◆ Task prompt
Quote every line of the material beneath this one.
________
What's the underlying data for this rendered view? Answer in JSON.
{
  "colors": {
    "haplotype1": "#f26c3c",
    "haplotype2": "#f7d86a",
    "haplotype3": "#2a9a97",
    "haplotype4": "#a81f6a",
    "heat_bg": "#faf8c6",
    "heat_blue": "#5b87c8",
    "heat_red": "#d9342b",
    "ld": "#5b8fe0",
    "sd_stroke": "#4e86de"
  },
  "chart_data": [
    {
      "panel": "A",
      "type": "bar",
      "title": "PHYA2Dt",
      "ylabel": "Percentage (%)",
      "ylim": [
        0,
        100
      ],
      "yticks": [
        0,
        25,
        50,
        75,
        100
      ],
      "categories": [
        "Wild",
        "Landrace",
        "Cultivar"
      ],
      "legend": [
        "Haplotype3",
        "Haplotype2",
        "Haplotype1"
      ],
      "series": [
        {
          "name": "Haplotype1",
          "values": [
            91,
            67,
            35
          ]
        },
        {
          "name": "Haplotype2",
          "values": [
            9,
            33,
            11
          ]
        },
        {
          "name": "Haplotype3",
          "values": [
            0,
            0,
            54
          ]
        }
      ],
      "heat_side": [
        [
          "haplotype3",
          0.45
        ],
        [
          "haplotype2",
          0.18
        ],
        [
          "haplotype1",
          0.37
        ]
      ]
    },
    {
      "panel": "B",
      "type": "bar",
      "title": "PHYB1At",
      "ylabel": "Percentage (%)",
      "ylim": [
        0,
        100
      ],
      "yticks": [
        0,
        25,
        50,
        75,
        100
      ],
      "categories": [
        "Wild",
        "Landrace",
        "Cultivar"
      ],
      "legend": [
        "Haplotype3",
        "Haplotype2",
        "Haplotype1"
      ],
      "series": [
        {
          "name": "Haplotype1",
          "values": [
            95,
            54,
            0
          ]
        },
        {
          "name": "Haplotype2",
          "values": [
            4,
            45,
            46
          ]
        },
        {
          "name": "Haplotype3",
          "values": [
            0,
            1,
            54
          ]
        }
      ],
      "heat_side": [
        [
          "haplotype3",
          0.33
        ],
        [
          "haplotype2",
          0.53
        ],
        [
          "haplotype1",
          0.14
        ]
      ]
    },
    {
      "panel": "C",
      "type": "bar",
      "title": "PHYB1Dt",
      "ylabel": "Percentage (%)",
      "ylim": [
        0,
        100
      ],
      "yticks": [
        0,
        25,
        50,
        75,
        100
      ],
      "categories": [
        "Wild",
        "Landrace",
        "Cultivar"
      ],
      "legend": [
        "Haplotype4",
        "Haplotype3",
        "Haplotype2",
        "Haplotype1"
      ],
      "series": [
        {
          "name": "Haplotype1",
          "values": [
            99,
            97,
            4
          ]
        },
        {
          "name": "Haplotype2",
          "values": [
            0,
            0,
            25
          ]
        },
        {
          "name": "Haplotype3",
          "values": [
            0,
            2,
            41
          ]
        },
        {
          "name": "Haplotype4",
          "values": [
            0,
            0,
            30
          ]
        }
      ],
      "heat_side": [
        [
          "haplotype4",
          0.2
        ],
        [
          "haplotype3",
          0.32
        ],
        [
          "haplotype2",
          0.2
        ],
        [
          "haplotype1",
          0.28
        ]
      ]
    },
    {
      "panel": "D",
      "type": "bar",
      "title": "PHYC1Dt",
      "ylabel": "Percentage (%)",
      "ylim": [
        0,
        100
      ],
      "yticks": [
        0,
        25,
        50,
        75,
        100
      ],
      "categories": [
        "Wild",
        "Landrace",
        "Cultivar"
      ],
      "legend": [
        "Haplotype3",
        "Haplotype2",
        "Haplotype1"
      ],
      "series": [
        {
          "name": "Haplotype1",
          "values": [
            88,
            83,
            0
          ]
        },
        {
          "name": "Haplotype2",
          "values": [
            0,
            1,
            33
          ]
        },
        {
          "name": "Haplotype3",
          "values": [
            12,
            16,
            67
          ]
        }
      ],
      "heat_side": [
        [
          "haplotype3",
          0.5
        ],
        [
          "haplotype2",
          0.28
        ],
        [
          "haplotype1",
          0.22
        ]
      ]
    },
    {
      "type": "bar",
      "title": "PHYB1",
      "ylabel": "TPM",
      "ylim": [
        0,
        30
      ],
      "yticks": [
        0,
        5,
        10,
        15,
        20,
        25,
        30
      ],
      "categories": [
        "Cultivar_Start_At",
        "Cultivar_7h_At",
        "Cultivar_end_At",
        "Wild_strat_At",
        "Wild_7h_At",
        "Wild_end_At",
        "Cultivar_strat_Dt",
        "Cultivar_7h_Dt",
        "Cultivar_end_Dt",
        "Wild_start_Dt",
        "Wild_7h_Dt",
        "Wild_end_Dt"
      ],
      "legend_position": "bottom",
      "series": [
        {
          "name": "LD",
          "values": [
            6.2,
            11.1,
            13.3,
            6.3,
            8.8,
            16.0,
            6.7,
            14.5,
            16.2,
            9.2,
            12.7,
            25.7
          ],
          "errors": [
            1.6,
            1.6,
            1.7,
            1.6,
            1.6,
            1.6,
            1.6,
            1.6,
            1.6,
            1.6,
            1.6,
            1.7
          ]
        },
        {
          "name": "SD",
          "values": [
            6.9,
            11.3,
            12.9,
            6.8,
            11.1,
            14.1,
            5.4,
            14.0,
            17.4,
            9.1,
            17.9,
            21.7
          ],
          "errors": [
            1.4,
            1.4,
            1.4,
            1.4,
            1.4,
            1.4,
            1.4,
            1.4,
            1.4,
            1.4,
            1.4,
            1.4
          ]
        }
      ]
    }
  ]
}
________
◆ Response to the exercise
What's the underlying data for this rendered view? Answer in JSON.
{
  "colors": {
    "haplotype1": "#f26c3c",
    "haplotype2": "#f7d86a",
    "haplotype3": "#2a9a97",
    "haplotype4": "#a81f6a",
    "heat_bg": "#faf8c6",
    "heat_blue": "#5b87c8",
    "heat_red": "#d9342b",
    "ld": "#5b8fe0",
    "sd_stroke": "#4e86de"
  },
  "chart_data": [
    {
      "panel": "A",
      "type": "bar",
      "title": "PHYA2Dt",
      "ylabel": "Percentage (%)",
      "ylim": [
        0,
        100
      ],
      "yticks": [
        0,
        25,
        50,
        75,
        100
      ],
      "categories": [
        "Wild",
        "Landrace",
        "Cultivar"
      ],
      "legend": [
        "Haplotype3",
        "Haplotype2",
        "Haplotype1"
      ],
      "series": [
        {
          "name": "Haplotype1",
          "values": [
            91,
            67,
            35
          ]
        },
        {
          "name": "Haplotype2",
          "values": [
            9,
            33,
            11
          ]
        },
        {
          "name": "Haplotype3",
          "values": [
            0,
            0,
            54
          ]
        }
      ],
      "heat_side": [
        [
          "haplotype3",
          0.45
        ],
        [
          "haplotype2",
          0.18
        ],
        [
          "haplotype1",
          0.37
        ]
      ]
    },
    {
      "panel": "B",
      "type": "bar",
      "title": "PHYB1At",
      "ylabel": "Percentage (%)",
      "ylim": [
        0,
        100
      ],
      "yticks": [
        0,
        25,
        50,
        75,
        100
      ],
      "categories": [
        "Wild",
        "Landrace",
        "Cultivar"
      ],
      "legend": [
        "Haplotype3",
        "Haplotype2",
        "Haplotype1"
      ],
      "series": [
        {
          "name": "Haplotype1",
          "values": [
            95,
            54,
            0
          ]
        },
        {
          "name": "Haplotype2",
          "values": [
            4,
            45,
            46
          ]
        },
        {
          "name": "Haplotype3",
          "values": [
            0,
            1,
            54
          ]
        }
      ],
      "heat_side": [
        [
          "haplotype3",
          0.33
        ],
        [
          "haplotype2",
          0.53
        ],
        [
          "haplotype1",
          0.14
        ]
      ]
    },
    {
      "panel": "C",
      "type": "bar",
      "title": "PHYB1Dt",
      "ylabel": "Percentage (%)",
      "ylim": [
        0,
        100
      ],
      "yticks": [
        0,
        25,
        50,
        75,
        100
      ],
      "categories": [
        "Wild",
        "Landrace",
        "Cultivar"
      ],
      "legend": [
        "Haplotype4",
        "Haplotype3",
        "Haplotype2",
        "Haplotype1"
      ],
      "series": [
        {
          "name": "Haplotype1",
          "values": [
            99,
            97,
            4
          ]
        },
        {
          "name": "Haplotype2",
          "values": [
            0,
            0,
            25
          ]
        },
        {
          "name": "Haplotype3",
          "values": [
            0,
            2,
            41
          ]
        },
        {
          "name": "Haplotype4",
          "values": [
            0,
            0,
            30
          ]
        }
      ],
      "heat_side": [
        [
          "haplotype4",
          0.2
        ],
        [
          "haplotype3",
          0.32
        ],
        [
          "haplotype2",
          0.2
        ],
        [
          "haplotype1",
          0.28
        ]
      ]
    },
    {
      "panel": "D",
      "type": "bar",
      "title": "PHYC1Dt",
      "ylabel": "Percentage (%)",
      "ylim": [
        0,
        100
      ],
      "yticks": [
        0,
        25,
        50,
        75,
        100
      ],
      "categories": [
        "Wild",
        "Landrace",
        "Cultivar"
      ],
      "legend": [
        "Haplotype3",
        "Haplotype2",
        "Haplotype1"
      ],
      "series": [
        {
          "name": "Haplotype1",
          "values": [
            88,
            83,
            0
          ]
        },
        {
          "name": "Haplotype2",
          "values": [
            0,
            1,
            33
          ]
        },
        {
          "name": "Haplotype3",
          "values": [
            12,
            16,
            67
          ]
        }
      ],
      "heat_side": [
        [
          "haplotype3",
          0.5
        ],
        [
          "haplotype2",
          0.28
        ],
        [
          "haplotype1",
          0.22
        ]
      ]
    },
    {
      "type": "bar",
      "title": "PHYB1",
      "ylabel": "TPM",
      "ylim": [
        0,
        30
      ],
      "yticks": [
        0,
        5,
        10,
        15,
        20,
        25,
        30
      ],
      "categories": [
        "Cultivar_Start_At",
        "Cultivar_7h_At",
        "Cultivar_end_At",
        "Wild_strat_At",
        "Wild_7h_At",
        "Wild_end_At",
        "Cultivar_strat_Dt",
        "Cultivar_7h_Dt",
        "Cultivar_end_Dt",
        "Wild_start_Dt",
        "Wild_7h_Dt",
        "Wild_end_Dt"
      ],
      "legend_position": "bottom",
      "series": [
        {
          "name": "LD",
          "values": [
            6.2,
            11.1,
            13.3,
            6.3,
            8.8,
            16.0,
            6.7,
            14.5,
            16.2,
            9.2,
            12.7,
            25.7
          ],
          "errors": [
            1.6,
            1.6,
            1.7,
            1.6,
            1.6,
            1.6,
            1.6,
            1.6,
            1.6,
            1.6,
            1.6,
            1.7
          ]
        },
        {
          "name": "SD",
          "values": [
            6.9,
            11.3,
            12.9,
            6.8,
            11.1,
            14.1,
            5.4,
            14.0,
            17.4,
            9.1,
            17.9,
            21.7
          ],
          "errors": [
            1.4,
            1.4,
            1.4,
            1.4,
            1.4,
            1.4,
            1.4,
            1.4,
            1.4,
            1.4,
            1.4,
            1.4
          ]
        }
      ]
    }
  ]
}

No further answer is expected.